▶ [Aim of the task]:
Reproduce the listing verbatim.

* * *

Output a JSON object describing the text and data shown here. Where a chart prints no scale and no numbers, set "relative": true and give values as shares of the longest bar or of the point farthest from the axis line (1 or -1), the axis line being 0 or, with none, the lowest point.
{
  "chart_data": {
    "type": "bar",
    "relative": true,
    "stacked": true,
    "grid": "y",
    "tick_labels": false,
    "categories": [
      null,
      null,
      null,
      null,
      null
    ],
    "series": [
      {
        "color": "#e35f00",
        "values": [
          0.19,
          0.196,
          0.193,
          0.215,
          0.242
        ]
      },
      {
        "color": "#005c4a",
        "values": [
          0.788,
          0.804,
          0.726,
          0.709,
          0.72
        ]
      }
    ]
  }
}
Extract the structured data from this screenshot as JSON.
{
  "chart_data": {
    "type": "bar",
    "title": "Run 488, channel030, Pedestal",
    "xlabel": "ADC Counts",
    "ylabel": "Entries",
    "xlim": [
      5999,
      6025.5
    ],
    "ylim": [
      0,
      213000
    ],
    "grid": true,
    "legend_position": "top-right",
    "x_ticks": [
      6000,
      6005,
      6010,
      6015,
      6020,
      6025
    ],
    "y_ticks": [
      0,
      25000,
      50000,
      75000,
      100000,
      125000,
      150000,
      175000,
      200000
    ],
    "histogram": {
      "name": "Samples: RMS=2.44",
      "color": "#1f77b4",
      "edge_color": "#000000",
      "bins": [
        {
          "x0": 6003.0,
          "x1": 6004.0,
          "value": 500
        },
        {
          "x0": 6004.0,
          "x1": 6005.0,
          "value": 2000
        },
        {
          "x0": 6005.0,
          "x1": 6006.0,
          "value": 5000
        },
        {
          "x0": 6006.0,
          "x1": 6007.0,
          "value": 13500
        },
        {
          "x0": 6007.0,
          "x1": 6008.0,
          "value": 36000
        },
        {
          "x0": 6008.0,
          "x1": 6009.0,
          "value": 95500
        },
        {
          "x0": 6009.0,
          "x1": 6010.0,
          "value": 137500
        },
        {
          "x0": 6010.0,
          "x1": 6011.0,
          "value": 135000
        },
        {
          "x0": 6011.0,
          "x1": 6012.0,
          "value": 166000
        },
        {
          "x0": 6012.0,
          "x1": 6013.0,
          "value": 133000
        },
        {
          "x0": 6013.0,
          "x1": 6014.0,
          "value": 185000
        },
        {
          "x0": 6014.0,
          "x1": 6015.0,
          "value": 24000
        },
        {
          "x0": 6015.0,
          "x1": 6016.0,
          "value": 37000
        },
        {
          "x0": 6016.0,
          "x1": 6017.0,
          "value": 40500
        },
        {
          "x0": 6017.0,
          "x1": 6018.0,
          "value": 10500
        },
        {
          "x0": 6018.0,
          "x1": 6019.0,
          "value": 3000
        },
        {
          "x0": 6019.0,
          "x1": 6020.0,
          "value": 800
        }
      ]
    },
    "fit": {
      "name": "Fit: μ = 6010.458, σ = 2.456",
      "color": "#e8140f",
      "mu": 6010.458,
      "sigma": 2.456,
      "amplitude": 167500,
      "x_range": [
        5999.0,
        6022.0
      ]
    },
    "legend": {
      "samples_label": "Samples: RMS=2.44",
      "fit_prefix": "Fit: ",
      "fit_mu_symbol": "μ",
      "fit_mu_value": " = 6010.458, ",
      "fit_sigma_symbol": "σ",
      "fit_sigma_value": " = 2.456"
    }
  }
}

* * *

▶ [Answer to this task]:
Output a JSON object describing the text and data shown here. Where a chart prints no scale and no numbers, set "relative": true and give values as shares of the longest bar or of the point farthest from the axis line (1 or -1), the axis line being 0 or, with none, the lowest point.
{
  "chart_data": {
    "type": "bar",
    "relative": true,
    "stacked": true,
    "grid": "y",
    "tick_labels": false,
    "categories": [
      null,
      null,
      null,
      null,
      null
    ],
    "series": [
      {
        "color": "#e35f00",
        "values": [
          0.19,
          0.196,
          0.193,
          0.215,
          0.242
        ]
      },
      {
        "color": "#005c4a",
        "values": [
          0.788,
          0.804,
          0.726,
          0.709,
          0.72
        ]
      }
    ]
  }
}
Extract the structured data from this screenshot as JSON.
{
  "chart_data": {
    "type": "bar",
    "title": "Run 488, channel030, Pedestal",
    "xlabel": "ADC Counts",
    "ylabel": "Entries",
    "xlim": [
      5999,
      6025.5
    ],
    "ylim": [
      0,
      213000
    ],
    "grid": true,
    "legend_position": "top-right",
    "x_ticks": [
      6000,
      6005,
      6010,
      6015,
      6020,
      6025
    ],
    "y_ticks": [
      0,
      25000,
      50000,
      75000,
      100000,
      125000,
      150000,
      175000,
      200000
    ],
    "histogram": {
      "name": "Samples: RMS=2.44",
      "color": "#1f77b4",
      "edge_color": "#000000",
      "bins": [
        {
          "x0": 6003.0,
          "x1": 6004.0,
          "value": 500
        },
        {
          "x0": 6004.0,
          "x1": 6005.0,
          "value": 2000
        },
        {
          "x0": 6005.0,
          "x1": 6006.0,
          "value": 5000
        },
        {
          "x0": 6006.0,
          "x1": 6007.0,
          "value": 13500
        },
        {
          "x0": 6007.0,
          "x1": 6008.0,
          "value": 36000
        },
        {
          "x0": 6008.0,
          "x1": 6009.0,
          "value": 95500
        },
        {
          "x0": 6009.0,
          "x1": 6010.0,
          "value": 137500
        },
        {
          "x0": 6010.0,
          "x1": 6011.0,
          "value": 135000
        },
        {
          "x0": 6011.0,
          "x1": 6012.0,
          "value": 166000
        },
        {
          "x0": 6012.0,
          "x1": 6013.0,
          "value": 133000
        },
        {
          "x0": 6013.0,
          "x1": 6014.0,
          "value": 185000
        },
        {
          "x0": 6014.0,
          "x1": 6015.0,
          "value": 24000
        },
        {
          "x0": 6015.0,
          "x1": 6016.0,
          "value": 37000
        },
        {
          "x0": 6016.0,
          "x1": 6017.0,
          "value": 40500
        },
        {
          "x0": 6017.0,
          "x1": 6018.0,
          "value": 10500
        },
        {
          "x0": 6018.0,
          "x1": 6019.0,
          "value": 3000
        },
        {
          "x0": 6019.0,
          "x1": 6020.0,
          "value": 800
        }
      ]
    },
    "fit": {
      "name": "Fit: μ = 6010.458, σ = 2.456",
      "color": "#e8140f",
      "mu": 6010.458,
      "sigma": 2.456,
      "amplitude": 167500,
      "x_range": [
        5999.0,
        6022.0
      ]
    },
    "legend": {
      "samples_label": "Samples: RMS=2.44",
      "fit_prefix": "Fit: ",
      "fit_mu_symbol": "μ",
      "fit_mu_value": " = 6010.458, ",
      "fit_sigma_symbol": "σ",
      "fit_sigma_value": " = 2.456"
    }
  }
}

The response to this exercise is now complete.